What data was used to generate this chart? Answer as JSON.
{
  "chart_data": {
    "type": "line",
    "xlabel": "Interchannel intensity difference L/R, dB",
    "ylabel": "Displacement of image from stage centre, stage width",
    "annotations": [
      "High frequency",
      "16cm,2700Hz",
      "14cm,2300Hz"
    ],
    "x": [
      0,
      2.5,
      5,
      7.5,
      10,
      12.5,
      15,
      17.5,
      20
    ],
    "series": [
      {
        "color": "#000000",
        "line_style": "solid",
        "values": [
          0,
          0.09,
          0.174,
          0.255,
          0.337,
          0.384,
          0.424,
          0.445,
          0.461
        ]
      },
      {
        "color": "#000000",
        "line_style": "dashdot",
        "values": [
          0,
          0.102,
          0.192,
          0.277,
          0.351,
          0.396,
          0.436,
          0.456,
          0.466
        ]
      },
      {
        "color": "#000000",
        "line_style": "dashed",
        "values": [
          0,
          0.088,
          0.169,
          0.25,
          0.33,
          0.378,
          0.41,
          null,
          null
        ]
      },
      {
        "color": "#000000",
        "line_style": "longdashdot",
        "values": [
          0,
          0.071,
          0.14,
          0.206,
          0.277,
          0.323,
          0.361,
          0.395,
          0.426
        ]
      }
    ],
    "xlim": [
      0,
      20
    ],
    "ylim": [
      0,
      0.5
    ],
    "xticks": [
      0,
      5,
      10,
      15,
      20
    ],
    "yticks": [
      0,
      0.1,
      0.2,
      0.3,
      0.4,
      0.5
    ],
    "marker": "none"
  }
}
□ □ □ □
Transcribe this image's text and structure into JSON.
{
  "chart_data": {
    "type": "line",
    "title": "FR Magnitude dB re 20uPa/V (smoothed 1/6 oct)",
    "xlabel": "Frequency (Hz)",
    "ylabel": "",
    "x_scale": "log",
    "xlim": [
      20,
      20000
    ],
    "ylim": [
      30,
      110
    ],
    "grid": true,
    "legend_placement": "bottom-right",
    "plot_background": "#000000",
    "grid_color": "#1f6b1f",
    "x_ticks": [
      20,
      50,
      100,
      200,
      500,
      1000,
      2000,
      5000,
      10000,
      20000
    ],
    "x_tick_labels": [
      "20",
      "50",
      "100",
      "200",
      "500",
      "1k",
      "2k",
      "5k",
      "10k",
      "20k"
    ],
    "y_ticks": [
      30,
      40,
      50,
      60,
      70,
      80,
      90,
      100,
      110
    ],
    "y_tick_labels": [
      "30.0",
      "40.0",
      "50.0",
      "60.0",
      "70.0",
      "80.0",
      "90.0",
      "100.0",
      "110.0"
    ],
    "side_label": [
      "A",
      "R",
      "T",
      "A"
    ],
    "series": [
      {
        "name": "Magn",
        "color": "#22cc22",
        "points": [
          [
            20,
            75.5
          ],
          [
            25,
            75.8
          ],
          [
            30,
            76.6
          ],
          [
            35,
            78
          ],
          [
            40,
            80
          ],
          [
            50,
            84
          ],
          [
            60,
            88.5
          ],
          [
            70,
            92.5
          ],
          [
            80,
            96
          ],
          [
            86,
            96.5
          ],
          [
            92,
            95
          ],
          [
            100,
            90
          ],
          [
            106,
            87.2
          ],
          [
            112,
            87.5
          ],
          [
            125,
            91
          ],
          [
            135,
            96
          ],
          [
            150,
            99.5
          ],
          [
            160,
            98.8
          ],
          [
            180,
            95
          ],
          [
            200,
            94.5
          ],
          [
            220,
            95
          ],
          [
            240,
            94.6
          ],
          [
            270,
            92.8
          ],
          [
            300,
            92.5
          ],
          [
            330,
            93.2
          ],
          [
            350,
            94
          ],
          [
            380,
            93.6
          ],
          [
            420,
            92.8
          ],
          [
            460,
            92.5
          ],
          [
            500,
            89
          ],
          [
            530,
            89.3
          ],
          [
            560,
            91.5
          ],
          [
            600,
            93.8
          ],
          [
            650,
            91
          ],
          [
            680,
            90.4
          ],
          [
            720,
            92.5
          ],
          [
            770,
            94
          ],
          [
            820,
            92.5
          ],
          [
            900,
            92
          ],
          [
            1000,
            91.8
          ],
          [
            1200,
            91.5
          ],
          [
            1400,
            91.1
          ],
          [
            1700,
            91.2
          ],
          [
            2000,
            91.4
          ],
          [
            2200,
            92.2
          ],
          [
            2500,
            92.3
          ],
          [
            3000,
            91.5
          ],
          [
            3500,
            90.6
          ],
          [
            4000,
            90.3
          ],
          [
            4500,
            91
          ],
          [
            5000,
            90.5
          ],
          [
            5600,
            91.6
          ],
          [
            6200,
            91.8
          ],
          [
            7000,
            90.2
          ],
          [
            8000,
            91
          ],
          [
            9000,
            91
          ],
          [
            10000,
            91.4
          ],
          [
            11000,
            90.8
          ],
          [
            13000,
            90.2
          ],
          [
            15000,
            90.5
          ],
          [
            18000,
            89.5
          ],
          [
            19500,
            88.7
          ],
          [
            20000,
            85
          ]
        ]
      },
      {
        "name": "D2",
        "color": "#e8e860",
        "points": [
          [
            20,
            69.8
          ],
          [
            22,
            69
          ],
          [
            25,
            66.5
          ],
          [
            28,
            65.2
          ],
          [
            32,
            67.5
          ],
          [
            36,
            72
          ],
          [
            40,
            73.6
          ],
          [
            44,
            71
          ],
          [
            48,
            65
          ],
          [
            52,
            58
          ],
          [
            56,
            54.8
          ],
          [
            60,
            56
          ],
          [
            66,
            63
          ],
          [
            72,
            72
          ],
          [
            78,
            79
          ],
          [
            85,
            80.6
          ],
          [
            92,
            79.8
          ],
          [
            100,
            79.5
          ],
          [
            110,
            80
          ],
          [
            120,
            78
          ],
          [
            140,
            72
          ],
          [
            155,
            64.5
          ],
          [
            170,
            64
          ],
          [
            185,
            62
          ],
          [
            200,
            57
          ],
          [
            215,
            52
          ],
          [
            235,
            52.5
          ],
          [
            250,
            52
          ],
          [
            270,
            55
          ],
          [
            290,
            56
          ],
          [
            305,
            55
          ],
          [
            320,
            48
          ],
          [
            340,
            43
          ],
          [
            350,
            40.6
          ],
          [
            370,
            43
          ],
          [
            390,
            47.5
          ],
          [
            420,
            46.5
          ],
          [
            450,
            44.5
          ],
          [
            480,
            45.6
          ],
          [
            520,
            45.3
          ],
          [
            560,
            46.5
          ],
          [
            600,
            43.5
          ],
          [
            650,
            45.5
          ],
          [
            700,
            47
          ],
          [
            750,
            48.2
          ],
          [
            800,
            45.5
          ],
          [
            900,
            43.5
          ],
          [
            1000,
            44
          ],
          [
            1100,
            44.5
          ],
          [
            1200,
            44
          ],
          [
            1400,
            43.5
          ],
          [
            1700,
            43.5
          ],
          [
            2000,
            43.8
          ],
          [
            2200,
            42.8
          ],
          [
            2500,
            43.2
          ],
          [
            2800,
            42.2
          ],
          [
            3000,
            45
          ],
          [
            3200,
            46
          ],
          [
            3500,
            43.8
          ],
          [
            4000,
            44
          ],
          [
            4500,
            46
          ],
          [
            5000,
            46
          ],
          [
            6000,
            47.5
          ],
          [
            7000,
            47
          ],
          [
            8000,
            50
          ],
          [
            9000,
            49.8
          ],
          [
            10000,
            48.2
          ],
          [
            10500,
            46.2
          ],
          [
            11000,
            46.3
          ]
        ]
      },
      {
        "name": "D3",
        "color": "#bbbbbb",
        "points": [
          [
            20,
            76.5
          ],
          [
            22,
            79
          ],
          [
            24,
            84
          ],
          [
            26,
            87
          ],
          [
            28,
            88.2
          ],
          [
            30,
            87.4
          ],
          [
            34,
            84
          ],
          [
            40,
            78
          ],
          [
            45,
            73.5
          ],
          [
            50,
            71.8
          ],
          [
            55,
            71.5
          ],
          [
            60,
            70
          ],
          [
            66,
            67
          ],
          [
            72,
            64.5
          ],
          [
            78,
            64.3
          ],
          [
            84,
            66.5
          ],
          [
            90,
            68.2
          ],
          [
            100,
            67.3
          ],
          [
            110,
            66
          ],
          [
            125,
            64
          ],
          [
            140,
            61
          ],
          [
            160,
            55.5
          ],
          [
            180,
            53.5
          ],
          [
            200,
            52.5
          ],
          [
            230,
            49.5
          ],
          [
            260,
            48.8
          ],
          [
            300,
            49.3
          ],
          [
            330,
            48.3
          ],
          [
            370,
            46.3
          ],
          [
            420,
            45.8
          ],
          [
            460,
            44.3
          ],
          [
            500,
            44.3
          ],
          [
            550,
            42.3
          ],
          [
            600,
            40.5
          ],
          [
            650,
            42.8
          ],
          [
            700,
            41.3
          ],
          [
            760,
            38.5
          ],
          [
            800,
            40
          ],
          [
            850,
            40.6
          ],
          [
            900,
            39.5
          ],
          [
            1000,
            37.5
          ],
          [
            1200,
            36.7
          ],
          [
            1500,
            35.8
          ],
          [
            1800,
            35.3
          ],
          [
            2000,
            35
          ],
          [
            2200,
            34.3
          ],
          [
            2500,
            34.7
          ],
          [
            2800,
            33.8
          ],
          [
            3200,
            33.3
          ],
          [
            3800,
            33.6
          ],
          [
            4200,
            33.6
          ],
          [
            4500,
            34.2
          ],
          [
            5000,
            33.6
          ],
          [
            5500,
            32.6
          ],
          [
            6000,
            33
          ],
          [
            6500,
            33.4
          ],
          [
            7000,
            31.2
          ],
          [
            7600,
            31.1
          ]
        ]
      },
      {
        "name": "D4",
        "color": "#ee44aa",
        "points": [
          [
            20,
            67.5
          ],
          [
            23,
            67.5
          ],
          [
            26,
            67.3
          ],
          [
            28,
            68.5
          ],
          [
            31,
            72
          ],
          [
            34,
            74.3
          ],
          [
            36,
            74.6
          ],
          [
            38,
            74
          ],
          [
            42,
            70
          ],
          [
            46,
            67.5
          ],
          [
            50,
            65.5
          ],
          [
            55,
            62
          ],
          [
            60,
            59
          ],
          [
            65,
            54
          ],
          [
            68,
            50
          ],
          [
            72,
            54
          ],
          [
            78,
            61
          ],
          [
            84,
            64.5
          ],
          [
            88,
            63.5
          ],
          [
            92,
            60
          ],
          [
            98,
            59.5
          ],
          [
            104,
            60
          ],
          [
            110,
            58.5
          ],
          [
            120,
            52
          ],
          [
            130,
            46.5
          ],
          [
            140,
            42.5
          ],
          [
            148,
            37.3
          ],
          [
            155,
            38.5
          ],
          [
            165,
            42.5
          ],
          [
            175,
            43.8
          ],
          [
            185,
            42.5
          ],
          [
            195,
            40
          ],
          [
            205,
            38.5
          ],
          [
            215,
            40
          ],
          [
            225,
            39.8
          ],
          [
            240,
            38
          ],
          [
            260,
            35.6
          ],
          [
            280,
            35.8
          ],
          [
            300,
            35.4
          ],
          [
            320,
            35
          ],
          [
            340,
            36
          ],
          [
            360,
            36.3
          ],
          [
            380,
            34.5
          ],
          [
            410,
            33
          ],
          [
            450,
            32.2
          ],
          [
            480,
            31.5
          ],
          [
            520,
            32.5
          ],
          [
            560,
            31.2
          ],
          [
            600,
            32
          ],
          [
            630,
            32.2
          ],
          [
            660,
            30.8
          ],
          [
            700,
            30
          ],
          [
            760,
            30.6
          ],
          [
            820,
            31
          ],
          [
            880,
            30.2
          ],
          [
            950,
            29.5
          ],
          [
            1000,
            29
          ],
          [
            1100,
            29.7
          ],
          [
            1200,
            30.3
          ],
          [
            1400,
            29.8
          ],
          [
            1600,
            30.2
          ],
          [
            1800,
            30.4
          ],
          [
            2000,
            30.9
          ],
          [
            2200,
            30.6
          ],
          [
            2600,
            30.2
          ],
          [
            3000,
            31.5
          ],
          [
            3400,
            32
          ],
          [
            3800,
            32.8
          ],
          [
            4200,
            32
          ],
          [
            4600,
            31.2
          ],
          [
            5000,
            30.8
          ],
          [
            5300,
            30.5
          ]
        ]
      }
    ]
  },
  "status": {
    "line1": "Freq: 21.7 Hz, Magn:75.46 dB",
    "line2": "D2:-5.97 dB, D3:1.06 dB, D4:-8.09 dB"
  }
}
□ □ □ □
To be done = Copy, from the material above, each line in which the string "image" occurs.

Task result =
    "ylabel": "Displacement of image from stage centre, stage width",
Transcribe this image's text and structure into JSON.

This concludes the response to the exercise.